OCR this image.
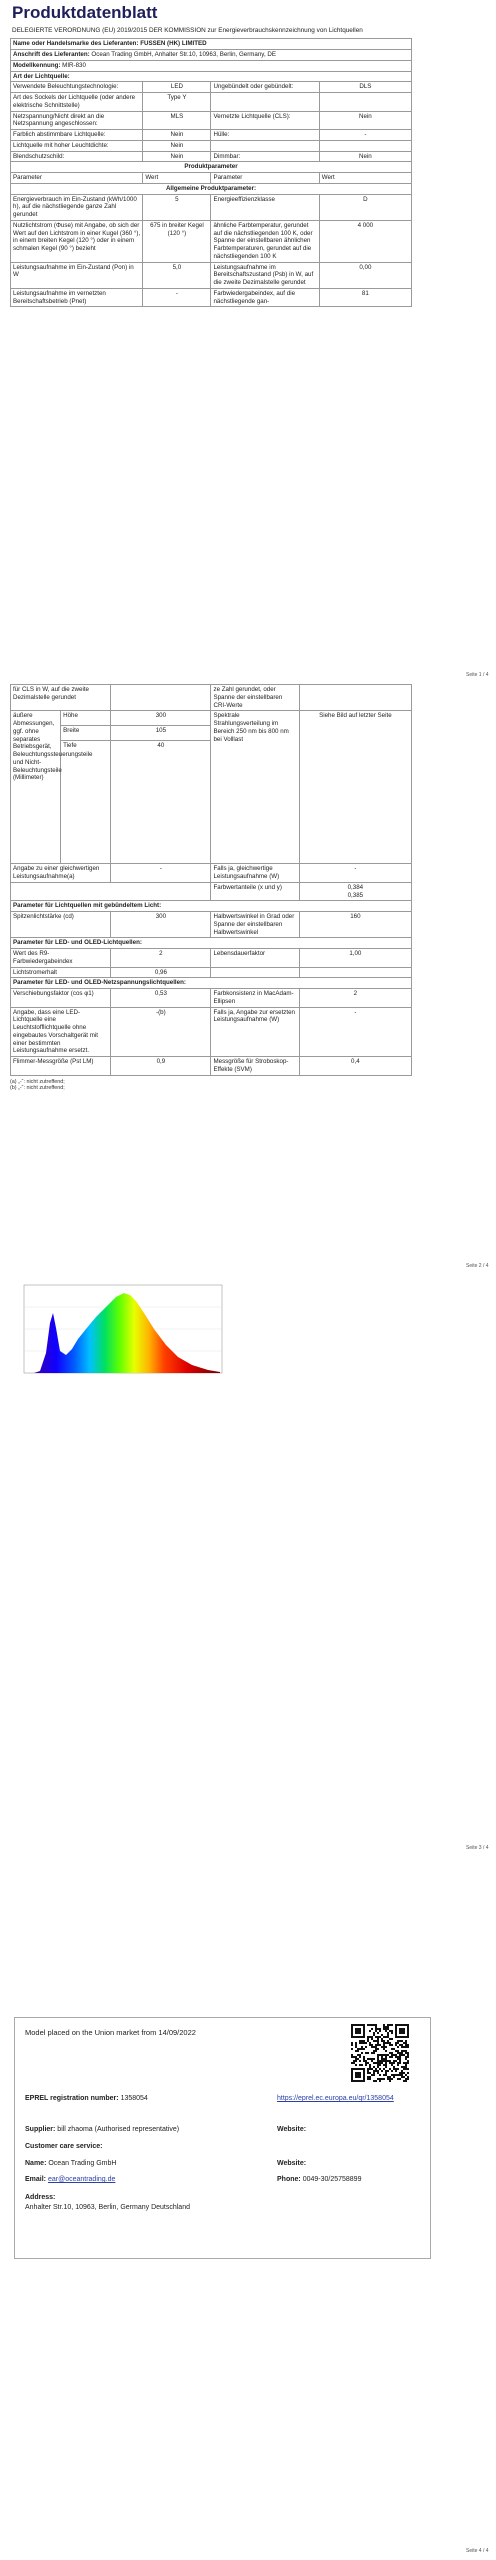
Produktdatenblatt
DELEGIERTE VERORDNUNG (EU) 2019/2015 DER KOMMISSION zur Energieverbrauchskennzeichnung von Lichtquellen
Name oder Handelsmarke des Lieferanten: FUSSEN (HK) LIMITED			
Anschrift des Lieferanten: Ocean Trading GmbH, Anhalter Str.10, 10963, Berlin, Germany, DE			
Modellkennung: MIR-830			
Art der Lichtquelle:			
Verwendete Beleuchtungstechnologie:	LED	Ungebündelt oder gebündelt:	DLS
Art des Sockels der Lichtquelle (oder andere elektrische Schnittstelle)	Type Y		
Netzspannung/Nicht direkt an die Netzspannung angeschlossen:	MLS	Vernetzte Lichtquelle (CLS):	Nein
Farblich abstimmbare Lichtquelle:	Nein	Hülle:	-
Lichtquelle mit hoher Leuchtdichte:	Nein		
Blendschutzschild:	Nein	Dimmbar:	Nein
Produktparameter			
Parameter	Wert	Parameter	Wert
Allgemeine Produktparameter:			
Energieverbrauch im Ein-Zustand (kWh/1000 h), auf die nächstliegende ganze Zahl gerundet	5	Energieeffizienzklasse	D
Nutzlichtstrom (Φuse) mit Angabe, ob sich der Wert auf den Lichtstrom in einer Kugel (360 °), in einem breiten Kegel (120 °) oder in einem schmalen Kegel (90 °) bezieht	675 in breiter Kegel (120 °)	ähnliche Farbtemperatur, gerundet auf die nächstliegenden 100 K, oder Spanne der einstellbaren ähnlichen Farbtemperaturen, gerundet auf die nächstliegenden 100 K	4 000
Leistungsaufnahme im Ein-Zustand (Pon) in W	5,0	Leistungsaufnahme im Bereitschaftszustand (Psb) in W, auf die zweite Dezimalstelle gerundet	0,00
Leistungsaufnahme im vernetzten Bereitschaftsbetrieb (Pnet)	-	Farbwiedergabeindex, auf die nächstliegende gan-	81
Seite 1 / 4
für CLS in W, auf die zweite Dezimalstelle gerundet			ze Zahl gerundet, oder Spanne der einstellbaren CRI-Werte	
äußere Abmessungen, ggf. ohne separates Betriebsgerät, Beleuchtungssteuerungsteile und Nicht-Beleuchtungsteile (Millimeter)	Höhe	300	Spektrale Strahlungsverteilung im Bereich 250 nm bis 800 nm bei Volllast	Siehe Bild auf letzter Seite
	Breite	105		
	Tiefe	40		
Angabe zu einer gleichwertigen Leistungsaufnahme(a)		-	Falls ja, gleichwertige Leistungsaufnahme (W)	-
			Farbwertanteile (x und y)	0,384
0,385
Parameter für Lichtquellen mit gebündeltem Licht:				
Spitzenlichtstärke (cd)		300	Halbwertswinkel in Grad oder Spanne der einstellbaren Halbwertswinkel	160
Parameter für LED- und OLED-Lichtquellen:				
Wert des R9-Farbwiedergabeindex		2	Lebensdauerfaktor	1,00
Lichtstromerhalt		0,96		
Parameter für LED- und OLED-Netzspannungslichtquellen:				
Verschiebungsfaktor (cos φ1)		0,53	Farbkonsistenz in MacAdam-Ellipsen	2
Angabe, dass eine LED-Lichtquelle eine Leuchtstofflichtquelle ohne eingebautes Vorschaltgerät mit einer bestimmten Leistungsaufnahme ersetzt.		-(b)	Falls ja, Angabe zur ersetzten Leistungsaufnahme (W)	-
Flimmer-Messgröße (Pst LM)		0,9	Messgröße für Stroboskop-Effekte (SVM)	0,4
(a) „-“: nicht zutreffend;
(b) „-“: nicht zutreffend;
Seite 2 / 4
Seite 3 / 4
Model placed on the Union market from 14/09/2022
EPREL registration number: 1358054	https://eprel.ec.europa.eu/qr/1358054
Supplier: bill zhaoma (Authorised representative)	Website:
Customer care service:
Name: Ocean Trading GmbH	Website:
Email: ear@oceantrading.de	Phone: 0049-30/25758899
Address:
Anhalter Str.10, 10963, Berlin, Germany Deutschland
Seite 4 / 4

==================================================

Going through the lines above one by one, tally those with the word "Farbwiedergabeindex" and give only the total.

◆ **Full solution**
2